### Stated goal:
Filter the lines below, copying only those with the string "value".

Excerpts from a figure dataset:

---------------

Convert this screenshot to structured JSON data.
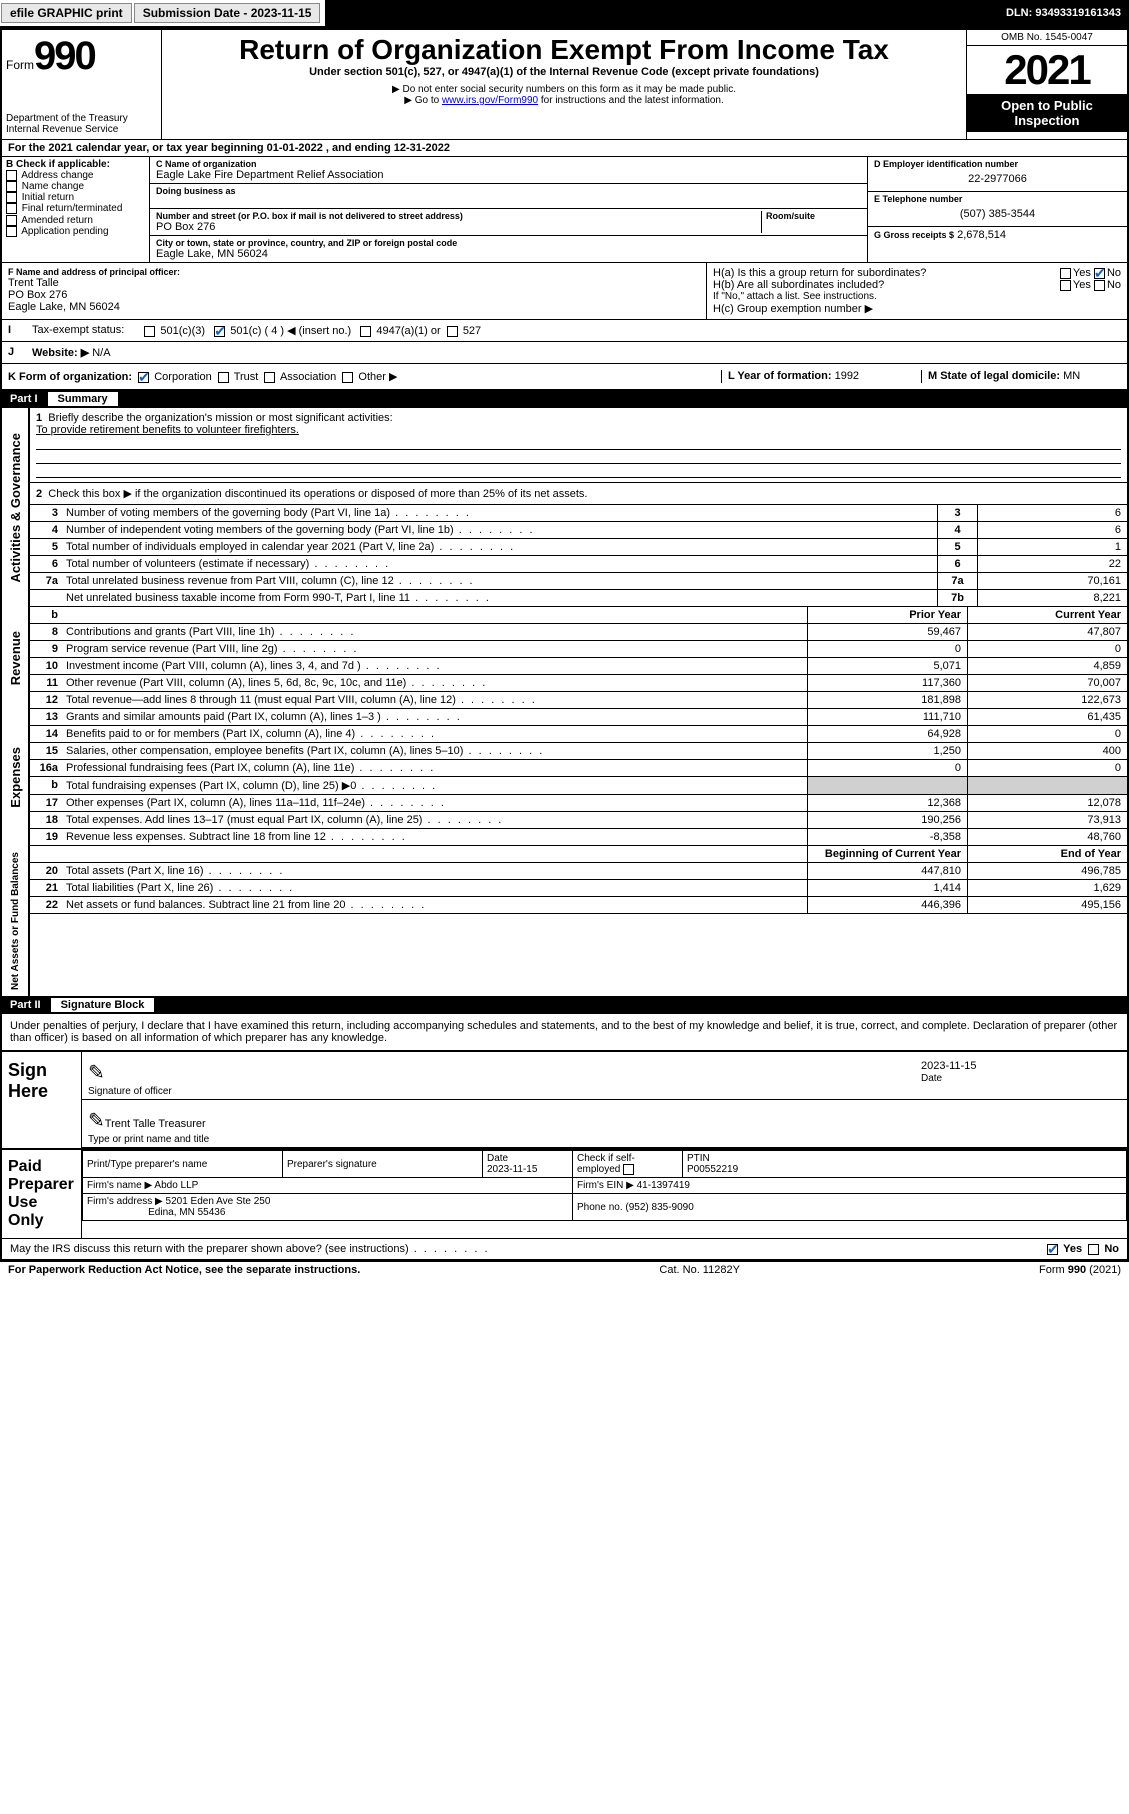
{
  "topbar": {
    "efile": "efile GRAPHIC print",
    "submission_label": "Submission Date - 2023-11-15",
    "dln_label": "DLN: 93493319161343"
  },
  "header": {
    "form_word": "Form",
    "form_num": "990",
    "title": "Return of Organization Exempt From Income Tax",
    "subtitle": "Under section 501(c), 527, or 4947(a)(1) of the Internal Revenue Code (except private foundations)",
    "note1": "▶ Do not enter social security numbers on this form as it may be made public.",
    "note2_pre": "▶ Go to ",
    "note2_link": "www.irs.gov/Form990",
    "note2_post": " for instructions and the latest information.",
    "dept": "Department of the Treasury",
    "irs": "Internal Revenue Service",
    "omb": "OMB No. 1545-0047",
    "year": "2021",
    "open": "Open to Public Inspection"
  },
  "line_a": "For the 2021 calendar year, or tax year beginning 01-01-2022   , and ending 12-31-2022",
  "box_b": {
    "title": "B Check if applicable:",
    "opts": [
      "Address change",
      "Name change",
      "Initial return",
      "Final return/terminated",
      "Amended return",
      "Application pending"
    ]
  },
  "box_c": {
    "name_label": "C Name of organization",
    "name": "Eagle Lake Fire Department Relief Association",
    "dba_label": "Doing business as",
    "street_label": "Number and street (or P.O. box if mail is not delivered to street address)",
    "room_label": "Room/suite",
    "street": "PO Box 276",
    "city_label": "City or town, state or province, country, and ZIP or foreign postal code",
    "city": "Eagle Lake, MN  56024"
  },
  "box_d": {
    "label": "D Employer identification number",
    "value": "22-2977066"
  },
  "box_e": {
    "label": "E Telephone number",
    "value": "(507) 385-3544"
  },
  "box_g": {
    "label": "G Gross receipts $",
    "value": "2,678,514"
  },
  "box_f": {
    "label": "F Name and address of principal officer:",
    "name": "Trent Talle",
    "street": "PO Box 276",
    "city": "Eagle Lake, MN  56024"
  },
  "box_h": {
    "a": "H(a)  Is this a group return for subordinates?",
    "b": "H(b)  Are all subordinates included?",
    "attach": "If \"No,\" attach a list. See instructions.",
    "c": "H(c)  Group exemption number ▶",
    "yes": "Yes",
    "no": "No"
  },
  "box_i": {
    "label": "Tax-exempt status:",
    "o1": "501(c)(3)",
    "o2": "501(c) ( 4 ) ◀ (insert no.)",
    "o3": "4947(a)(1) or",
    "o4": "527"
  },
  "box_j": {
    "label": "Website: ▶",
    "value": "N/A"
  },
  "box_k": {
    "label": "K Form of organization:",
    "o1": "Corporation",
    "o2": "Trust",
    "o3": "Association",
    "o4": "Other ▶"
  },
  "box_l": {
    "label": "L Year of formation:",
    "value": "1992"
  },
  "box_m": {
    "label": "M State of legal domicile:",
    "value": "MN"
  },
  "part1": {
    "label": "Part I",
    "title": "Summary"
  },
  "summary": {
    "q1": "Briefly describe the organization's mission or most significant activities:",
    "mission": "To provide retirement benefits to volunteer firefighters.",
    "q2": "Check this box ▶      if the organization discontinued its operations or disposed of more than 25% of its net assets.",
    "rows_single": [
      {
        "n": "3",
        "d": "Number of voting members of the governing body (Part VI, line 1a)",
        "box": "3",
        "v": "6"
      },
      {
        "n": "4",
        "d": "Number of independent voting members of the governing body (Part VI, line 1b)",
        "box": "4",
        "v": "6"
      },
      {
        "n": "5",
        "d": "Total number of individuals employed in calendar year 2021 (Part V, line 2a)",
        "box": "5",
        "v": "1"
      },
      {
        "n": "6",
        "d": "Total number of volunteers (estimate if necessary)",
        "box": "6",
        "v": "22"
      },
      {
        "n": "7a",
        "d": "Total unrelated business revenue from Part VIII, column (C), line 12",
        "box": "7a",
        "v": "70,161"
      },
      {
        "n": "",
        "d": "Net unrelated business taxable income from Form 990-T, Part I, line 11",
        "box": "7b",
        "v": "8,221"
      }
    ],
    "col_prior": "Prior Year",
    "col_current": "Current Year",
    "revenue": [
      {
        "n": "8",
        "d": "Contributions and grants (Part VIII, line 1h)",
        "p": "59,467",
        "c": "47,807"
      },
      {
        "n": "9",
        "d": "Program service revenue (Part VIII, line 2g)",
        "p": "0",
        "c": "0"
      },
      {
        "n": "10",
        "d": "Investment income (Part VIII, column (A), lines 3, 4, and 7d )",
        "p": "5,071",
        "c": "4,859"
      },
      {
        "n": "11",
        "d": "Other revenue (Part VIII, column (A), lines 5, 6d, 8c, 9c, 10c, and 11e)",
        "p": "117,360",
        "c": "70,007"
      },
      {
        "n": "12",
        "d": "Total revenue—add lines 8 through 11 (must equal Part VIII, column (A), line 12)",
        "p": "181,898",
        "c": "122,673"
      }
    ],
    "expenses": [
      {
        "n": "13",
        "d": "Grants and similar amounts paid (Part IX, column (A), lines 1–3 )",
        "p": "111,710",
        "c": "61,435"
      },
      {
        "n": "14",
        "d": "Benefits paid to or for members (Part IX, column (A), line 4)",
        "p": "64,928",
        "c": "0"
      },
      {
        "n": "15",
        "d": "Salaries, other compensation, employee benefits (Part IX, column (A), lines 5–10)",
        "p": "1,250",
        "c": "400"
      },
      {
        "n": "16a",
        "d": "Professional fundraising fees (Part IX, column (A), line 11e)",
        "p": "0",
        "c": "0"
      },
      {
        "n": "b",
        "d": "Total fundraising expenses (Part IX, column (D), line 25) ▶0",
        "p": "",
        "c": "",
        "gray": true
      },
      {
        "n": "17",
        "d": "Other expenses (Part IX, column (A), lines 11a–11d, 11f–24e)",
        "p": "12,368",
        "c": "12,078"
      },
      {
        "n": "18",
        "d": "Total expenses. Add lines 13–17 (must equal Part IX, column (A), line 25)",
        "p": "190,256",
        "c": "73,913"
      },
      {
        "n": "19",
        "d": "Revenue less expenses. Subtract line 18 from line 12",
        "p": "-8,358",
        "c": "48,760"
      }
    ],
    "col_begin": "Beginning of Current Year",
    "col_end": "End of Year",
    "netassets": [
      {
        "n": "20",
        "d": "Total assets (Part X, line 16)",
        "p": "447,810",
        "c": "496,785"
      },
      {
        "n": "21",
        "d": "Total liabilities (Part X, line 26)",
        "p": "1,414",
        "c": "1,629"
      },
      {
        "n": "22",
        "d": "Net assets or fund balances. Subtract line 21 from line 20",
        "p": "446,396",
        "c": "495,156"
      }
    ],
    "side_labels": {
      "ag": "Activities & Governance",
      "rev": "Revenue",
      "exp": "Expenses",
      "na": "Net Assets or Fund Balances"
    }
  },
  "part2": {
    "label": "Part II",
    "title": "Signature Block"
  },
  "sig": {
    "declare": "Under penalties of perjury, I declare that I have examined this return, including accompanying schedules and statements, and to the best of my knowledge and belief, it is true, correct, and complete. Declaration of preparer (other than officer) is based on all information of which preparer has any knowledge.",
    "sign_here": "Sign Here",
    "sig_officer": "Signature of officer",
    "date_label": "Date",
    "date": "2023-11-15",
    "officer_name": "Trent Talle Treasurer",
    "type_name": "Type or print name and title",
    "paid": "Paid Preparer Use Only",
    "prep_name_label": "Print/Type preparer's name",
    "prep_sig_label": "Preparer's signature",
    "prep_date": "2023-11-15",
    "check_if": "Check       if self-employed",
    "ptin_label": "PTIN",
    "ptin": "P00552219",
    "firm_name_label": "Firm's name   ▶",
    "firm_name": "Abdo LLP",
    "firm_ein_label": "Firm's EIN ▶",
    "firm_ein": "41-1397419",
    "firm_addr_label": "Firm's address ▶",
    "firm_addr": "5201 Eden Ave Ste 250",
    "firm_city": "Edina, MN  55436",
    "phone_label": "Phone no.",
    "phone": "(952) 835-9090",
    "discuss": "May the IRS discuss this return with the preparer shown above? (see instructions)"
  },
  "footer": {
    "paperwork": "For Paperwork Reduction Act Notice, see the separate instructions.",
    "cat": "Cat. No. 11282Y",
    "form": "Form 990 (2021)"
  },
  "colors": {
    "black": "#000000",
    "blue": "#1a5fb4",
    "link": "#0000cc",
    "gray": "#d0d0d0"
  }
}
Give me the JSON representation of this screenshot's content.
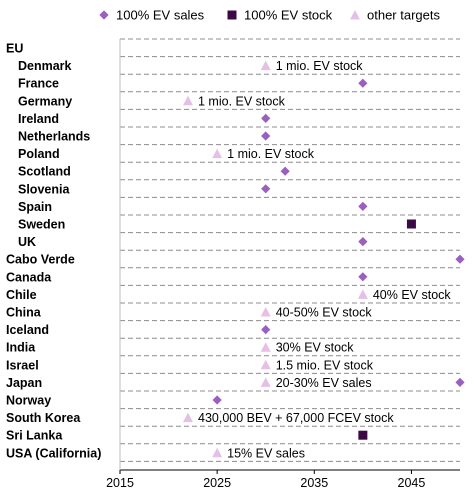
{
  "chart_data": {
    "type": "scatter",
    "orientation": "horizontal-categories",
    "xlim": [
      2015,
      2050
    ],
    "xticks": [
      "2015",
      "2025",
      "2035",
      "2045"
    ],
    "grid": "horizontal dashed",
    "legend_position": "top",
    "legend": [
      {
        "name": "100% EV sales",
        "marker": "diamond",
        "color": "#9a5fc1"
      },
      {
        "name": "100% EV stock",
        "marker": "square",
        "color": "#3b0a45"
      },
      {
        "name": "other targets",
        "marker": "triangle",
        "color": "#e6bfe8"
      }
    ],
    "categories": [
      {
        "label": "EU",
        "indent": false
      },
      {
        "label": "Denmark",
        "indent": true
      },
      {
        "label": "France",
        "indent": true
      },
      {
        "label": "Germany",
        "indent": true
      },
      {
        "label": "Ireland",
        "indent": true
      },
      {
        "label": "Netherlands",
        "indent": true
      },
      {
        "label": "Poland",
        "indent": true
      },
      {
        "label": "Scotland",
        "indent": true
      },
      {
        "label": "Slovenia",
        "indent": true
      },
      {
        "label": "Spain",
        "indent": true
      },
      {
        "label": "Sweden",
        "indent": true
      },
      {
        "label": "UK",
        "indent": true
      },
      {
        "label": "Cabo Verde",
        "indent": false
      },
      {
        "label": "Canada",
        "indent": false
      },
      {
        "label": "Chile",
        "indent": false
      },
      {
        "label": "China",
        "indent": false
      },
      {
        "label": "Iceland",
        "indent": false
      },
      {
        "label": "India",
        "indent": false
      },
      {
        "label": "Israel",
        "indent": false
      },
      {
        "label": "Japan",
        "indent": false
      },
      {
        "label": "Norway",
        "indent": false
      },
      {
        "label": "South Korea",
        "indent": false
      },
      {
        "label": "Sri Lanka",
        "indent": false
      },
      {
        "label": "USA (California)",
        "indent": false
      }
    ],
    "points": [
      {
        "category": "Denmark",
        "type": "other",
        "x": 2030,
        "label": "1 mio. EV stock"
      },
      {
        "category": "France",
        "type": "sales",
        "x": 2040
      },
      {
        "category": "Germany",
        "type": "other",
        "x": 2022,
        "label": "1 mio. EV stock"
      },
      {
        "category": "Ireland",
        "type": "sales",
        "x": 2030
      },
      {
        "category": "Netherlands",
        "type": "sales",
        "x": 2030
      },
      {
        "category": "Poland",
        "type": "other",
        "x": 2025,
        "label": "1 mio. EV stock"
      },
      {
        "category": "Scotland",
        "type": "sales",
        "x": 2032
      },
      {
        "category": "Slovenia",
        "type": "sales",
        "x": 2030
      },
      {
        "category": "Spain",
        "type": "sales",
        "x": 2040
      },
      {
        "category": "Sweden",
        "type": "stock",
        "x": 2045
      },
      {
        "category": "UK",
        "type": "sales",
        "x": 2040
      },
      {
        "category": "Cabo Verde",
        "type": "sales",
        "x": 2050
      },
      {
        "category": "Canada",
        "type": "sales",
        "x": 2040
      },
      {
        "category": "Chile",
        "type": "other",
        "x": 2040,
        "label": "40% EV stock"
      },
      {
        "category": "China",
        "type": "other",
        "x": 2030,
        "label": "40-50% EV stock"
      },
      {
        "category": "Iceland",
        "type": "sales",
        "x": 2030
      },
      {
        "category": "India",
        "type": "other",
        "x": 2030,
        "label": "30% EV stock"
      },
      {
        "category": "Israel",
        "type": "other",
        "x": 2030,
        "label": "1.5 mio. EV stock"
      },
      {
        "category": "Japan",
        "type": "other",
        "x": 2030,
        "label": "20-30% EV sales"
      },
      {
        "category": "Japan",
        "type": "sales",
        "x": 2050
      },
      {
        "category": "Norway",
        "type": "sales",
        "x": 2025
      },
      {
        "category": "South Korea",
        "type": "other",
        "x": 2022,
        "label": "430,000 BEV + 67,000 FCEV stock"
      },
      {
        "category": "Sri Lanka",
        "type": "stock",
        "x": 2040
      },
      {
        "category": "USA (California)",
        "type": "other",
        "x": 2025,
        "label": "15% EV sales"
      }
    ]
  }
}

---------------

### Solution to this task:
    "value": "22-2977066"
    "value": "(507) 385-3544"
    "value": "2,678,514"
    "value": "N/A"
    "value": "1992"
    "value": "MN"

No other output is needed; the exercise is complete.